Task requirements
Give every entry again, unchanged, and leave its images out.

Recorded information

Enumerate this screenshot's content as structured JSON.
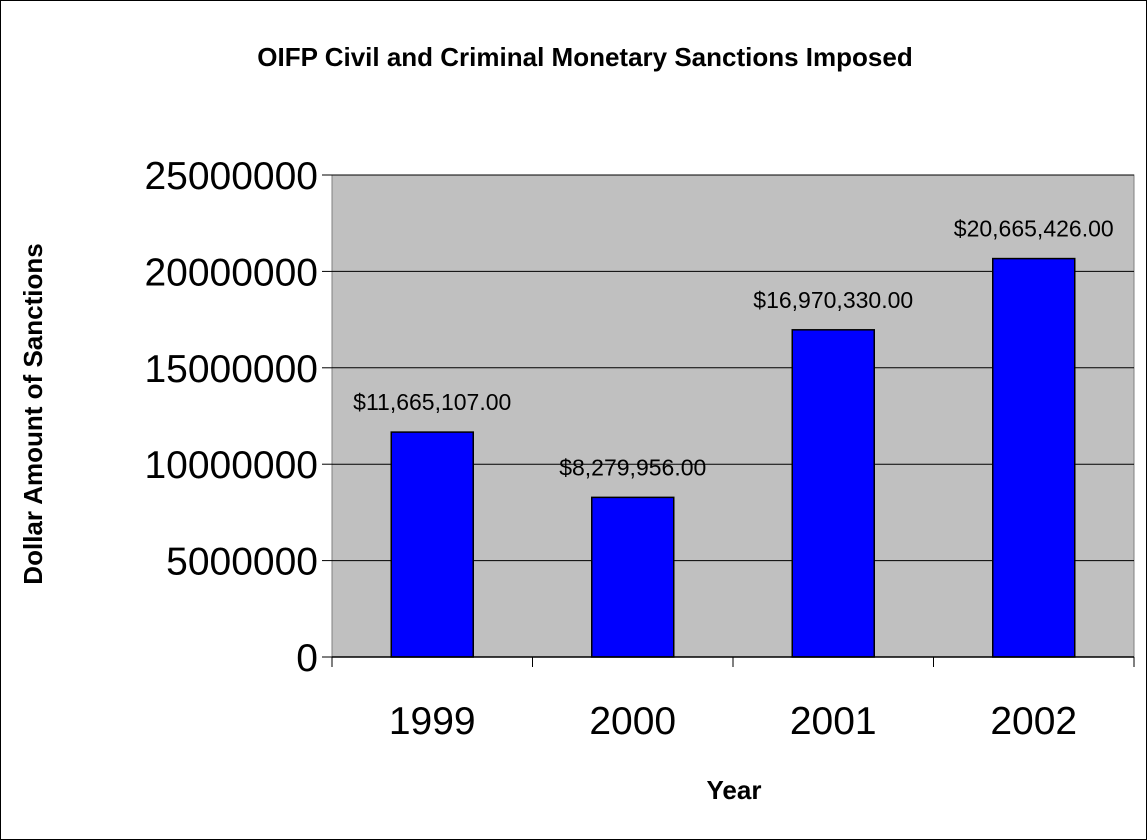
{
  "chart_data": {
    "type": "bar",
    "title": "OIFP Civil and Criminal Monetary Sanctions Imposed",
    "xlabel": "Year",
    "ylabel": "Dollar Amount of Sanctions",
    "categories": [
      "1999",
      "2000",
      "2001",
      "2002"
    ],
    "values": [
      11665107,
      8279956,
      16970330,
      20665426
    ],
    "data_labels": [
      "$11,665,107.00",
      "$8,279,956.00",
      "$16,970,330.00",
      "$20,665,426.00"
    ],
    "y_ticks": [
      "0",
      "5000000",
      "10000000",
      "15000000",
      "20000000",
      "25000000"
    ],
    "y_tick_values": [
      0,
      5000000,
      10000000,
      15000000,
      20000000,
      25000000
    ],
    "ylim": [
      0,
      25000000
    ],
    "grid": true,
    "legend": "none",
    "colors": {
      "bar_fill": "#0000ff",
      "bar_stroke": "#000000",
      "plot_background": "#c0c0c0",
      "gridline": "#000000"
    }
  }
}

Correct answer
Enumerate this screenshot's content as structured JSON.
{
  "chart_data": {
    "type": "bar",
    "title": "OIFP Civil and Criminal Monetary Sanctions Imposed",
    "xlabel": "Year",
    "ylabel": "Dollar Amount of Sanctions",
    "categories": [
      "1999",
      "2000",
      "2001",
      "2002"
    ],
    "values": [
      11665107,
      8279956,
      16970330,
      20665426
    ],
    "data_labels": [
      "$11,665,107.00",
      "$8,279,956.00",
      "$16,970,330.00",
      "$20,665,426.00"
    ],
    "y_ticks": [
      "0",
      "5000000",
      "10000000",
      "15000000",
      "20000000",
      "25000000"
    ],
    "y_tick_values": [
      0,
      5000000,
      10000000,
      15000000,
      20000000,
      25000000
    ],
    "ylim": [
      0,
      25000000
    ],
    "grid": true,
    "legend": "none",
    "colors": {
      "bar_fill": "#0000ff",
      "bar_stroke": "#000000",
      "plot_background": "#c0c0c0",
      "gridline": "#000000"
    }
  }
}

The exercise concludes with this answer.